**THE REQUEST:**
Look through the material below. Copy each line that contains the string "dengan".

Saved entries:
= = =
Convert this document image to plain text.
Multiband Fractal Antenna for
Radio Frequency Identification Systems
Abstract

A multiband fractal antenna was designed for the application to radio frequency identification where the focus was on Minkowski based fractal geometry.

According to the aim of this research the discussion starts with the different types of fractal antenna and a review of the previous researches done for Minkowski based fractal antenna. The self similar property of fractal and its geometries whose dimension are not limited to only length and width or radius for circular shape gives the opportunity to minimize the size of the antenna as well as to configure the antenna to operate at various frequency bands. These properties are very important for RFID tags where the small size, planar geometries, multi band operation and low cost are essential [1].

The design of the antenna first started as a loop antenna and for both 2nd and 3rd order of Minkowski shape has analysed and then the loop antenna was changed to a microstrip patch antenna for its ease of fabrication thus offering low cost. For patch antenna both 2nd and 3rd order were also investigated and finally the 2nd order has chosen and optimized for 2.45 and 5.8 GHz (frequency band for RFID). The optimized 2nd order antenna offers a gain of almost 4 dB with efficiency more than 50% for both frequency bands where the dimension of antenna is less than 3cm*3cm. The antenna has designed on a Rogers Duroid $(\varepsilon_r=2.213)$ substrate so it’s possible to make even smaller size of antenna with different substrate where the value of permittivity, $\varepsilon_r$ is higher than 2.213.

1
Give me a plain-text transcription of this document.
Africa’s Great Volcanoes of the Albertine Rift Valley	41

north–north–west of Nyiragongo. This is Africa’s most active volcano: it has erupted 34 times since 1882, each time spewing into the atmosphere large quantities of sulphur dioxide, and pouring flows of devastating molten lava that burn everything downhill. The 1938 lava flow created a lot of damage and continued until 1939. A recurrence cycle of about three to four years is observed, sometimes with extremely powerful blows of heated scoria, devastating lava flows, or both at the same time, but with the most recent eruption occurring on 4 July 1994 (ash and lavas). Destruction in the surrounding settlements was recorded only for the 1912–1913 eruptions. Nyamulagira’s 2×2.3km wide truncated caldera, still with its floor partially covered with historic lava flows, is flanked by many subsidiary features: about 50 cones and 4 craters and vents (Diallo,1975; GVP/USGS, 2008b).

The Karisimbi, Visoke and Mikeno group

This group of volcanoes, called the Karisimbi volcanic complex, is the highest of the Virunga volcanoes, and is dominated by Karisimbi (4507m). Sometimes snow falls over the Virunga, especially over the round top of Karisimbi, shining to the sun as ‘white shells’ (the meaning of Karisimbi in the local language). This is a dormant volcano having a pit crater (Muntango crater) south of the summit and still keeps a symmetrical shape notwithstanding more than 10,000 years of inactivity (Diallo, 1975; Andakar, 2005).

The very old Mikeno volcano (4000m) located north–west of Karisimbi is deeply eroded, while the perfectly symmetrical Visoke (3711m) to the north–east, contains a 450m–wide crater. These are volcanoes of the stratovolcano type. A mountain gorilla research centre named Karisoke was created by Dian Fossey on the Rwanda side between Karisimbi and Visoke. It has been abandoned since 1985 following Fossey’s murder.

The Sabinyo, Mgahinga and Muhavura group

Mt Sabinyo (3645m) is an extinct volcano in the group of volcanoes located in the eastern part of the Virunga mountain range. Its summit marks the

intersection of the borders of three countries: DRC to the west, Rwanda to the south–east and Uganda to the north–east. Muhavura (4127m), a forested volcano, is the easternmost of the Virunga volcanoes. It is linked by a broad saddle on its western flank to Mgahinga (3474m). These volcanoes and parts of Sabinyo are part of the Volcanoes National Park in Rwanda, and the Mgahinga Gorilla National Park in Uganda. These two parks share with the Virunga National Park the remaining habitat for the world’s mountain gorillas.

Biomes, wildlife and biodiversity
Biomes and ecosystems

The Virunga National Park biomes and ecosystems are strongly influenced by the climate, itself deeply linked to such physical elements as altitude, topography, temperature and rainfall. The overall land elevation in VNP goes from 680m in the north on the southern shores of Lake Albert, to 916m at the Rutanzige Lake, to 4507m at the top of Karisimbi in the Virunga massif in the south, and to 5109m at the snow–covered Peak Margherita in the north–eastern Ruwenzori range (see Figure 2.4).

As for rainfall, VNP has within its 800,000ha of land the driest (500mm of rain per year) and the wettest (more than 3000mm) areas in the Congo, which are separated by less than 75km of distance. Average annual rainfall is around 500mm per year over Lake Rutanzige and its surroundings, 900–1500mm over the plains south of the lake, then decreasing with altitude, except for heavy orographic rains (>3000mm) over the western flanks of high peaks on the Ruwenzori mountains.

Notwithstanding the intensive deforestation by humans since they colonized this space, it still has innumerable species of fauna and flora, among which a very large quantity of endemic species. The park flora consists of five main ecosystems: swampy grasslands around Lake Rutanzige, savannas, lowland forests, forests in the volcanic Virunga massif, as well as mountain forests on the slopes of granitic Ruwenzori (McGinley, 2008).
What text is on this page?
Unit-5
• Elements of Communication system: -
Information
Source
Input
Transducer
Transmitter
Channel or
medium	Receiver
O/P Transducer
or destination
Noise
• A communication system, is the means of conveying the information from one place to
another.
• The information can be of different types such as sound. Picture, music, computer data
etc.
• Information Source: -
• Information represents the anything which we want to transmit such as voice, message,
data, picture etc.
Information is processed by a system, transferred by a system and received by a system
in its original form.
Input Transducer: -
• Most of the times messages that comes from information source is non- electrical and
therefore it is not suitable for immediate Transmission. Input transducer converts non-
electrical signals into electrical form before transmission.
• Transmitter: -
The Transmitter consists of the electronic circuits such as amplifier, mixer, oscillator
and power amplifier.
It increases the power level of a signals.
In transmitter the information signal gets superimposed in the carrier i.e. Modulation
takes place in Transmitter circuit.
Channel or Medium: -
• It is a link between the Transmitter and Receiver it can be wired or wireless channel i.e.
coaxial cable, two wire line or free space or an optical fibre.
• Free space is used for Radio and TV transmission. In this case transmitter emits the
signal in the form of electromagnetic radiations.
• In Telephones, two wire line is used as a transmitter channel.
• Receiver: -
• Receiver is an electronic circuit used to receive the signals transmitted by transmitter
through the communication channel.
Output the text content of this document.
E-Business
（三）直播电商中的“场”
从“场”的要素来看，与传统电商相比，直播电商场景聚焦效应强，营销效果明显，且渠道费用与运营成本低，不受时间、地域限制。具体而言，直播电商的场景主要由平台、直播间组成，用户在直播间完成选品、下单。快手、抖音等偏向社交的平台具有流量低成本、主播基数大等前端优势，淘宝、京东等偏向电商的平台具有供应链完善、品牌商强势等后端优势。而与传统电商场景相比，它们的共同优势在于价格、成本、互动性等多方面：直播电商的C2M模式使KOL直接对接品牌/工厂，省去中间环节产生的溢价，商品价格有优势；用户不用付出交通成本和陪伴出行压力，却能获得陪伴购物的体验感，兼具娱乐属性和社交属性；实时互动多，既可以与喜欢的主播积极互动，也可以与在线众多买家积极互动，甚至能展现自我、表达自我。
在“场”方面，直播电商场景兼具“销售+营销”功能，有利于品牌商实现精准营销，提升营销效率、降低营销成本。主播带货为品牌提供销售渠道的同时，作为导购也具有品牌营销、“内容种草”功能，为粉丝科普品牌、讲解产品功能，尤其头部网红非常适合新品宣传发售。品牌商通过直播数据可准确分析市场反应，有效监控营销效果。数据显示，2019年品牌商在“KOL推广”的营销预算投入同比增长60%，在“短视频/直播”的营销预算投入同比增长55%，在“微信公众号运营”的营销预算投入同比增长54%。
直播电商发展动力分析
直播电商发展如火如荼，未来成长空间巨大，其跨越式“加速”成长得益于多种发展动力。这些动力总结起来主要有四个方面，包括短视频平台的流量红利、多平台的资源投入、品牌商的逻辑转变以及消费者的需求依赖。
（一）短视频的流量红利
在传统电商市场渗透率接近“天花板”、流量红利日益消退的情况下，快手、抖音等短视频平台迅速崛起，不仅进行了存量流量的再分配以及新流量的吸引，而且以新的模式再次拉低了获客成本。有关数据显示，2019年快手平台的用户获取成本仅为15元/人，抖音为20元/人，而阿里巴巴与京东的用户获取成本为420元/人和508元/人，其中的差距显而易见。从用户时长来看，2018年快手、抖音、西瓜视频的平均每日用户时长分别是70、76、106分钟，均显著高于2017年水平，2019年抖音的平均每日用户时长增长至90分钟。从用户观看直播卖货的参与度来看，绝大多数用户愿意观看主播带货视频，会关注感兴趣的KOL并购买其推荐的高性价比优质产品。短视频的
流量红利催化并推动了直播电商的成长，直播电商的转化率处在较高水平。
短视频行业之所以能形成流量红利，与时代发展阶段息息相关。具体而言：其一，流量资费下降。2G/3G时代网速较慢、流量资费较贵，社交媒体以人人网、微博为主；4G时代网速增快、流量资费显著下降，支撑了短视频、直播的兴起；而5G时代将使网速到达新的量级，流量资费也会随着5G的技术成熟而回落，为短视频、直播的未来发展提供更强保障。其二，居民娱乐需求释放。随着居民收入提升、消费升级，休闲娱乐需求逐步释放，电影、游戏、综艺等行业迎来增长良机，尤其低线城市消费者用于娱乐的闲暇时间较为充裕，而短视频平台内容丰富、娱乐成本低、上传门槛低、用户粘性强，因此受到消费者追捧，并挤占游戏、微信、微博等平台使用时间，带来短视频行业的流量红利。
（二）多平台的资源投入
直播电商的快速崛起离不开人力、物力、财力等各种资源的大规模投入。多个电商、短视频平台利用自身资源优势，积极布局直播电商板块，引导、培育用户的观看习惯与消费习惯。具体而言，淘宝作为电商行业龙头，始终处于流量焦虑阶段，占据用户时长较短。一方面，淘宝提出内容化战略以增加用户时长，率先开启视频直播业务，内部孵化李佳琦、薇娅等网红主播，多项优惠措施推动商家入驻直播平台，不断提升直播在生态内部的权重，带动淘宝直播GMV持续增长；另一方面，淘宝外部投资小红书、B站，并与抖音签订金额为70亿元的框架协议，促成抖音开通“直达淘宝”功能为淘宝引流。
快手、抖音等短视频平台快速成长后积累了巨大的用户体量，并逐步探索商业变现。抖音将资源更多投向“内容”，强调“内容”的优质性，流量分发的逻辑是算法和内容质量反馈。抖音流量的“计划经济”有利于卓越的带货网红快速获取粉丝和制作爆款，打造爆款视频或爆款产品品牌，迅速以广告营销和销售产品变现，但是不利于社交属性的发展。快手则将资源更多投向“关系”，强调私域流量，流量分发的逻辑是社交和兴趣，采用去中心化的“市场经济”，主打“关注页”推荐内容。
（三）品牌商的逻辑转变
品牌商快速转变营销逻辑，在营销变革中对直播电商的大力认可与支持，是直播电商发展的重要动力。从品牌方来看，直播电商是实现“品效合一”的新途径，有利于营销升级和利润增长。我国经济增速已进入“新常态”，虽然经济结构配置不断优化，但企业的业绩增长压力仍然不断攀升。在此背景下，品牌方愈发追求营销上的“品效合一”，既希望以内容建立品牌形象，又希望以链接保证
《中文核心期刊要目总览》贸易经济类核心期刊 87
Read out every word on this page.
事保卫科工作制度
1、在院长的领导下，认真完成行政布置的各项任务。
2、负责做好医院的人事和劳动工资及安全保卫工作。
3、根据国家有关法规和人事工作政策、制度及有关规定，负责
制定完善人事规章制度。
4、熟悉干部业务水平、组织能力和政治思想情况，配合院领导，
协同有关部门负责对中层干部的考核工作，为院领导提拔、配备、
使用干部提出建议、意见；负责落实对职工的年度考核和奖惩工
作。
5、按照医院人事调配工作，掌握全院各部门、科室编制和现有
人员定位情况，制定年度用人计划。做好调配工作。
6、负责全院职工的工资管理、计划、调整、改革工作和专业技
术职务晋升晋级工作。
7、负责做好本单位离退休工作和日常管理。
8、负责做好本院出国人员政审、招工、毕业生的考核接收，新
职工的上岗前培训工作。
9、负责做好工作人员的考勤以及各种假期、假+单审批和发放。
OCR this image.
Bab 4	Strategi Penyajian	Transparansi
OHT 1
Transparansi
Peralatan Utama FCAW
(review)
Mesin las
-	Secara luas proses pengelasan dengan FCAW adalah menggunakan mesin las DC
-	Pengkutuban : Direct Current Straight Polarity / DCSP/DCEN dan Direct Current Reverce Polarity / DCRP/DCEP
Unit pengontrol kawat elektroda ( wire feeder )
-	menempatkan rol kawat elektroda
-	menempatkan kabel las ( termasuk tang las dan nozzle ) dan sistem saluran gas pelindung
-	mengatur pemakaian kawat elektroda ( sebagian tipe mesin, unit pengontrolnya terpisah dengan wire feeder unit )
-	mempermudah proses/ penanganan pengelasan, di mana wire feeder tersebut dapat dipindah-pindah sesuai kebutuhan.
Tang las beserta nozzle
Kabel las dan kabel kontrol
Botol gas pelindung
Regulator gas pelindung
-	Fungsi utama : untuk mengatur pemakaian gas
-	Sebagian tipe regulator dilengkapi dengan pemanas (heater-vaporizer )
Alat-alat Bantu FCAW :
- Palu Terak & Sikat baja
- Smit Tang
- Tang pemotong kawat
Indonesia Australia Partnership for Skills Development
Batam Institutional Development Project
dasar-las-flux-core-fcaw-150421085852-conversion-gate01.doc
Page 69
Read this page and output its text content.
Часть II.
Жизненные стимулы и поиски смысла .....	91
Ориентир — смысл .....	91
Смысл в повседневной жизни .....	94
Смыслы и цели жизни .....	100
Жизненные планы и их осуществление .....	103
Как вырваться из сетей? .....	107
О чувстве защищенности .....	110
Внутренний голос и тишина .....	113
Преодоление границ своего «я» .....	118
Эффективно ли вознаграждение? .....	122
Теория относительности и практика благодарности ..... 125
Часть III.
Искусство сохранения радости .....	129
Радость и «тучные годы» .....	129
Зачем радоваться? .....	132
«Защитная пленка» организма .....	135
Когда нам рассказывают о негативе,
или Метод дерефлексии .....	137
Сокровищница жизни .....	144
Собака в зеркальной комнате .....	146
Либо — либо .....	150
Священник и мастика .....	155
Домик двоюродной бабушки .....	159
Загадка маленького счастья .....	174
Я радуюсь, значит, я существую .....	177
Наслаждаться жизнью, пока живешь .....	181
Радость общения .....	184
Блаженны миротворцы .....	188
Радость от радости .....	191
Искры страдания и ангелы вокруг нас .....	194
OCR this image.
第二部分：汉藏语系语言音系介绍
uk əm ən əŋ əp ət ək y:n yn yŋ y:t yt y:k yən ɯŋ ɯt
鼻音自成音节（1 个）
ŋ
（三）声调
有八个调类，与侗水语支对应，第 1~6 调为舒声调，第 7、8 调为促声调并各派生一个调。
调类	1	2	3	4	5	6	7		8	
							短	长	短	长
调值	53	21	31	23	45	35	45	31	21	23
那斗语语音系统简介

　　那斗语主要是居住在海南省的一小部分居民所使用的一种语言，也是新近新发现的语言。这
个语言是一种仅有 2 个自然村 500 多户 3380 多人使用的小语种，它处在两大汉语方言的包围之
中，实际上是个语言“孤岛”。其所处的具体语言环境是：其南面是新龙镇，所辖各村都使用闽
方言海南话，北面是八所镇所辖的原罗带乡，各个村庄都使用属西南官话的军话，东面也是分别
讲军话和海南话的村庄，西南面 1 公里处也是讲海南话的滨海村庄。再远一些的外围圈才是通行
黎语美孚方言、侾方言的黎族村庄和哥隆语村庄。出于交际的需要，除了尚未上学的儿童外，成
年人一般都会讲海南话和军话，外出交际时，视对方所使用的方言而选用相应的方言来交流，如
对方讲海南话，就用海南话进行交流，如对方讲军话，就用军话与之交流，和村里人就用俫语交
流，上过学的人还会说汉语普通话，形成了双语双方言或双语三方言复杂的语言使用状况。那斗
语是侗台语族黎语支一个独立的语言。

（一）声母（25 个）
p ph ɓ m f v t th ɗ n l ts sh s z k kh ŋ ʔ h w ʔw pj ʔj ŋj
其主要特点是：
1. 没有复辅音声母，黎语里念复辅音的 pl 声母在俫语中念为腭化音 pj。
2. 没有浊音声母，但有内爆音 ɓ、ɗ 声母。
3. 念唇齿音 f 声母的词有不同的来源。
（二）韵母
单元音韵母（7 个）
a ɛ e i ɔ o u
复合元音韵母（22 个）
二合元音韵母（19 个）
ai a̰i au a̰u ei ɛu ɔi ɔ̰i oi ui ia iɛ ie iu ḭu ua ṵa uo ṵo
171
= = =
**RESPONSE TO THE EXERCISE:**
-	Secara luas proses pengelasan dengan FCAW adalah menggunakan mesin las DC
-	mengatur pemakaian kawat elektroda ( sebagian tipe mesin, unit pengontrolnya terpisah dengan wire feeder unit )
-	Sebagian tipe regulator dilengkapi dengan pemanas (heater-vaporizer )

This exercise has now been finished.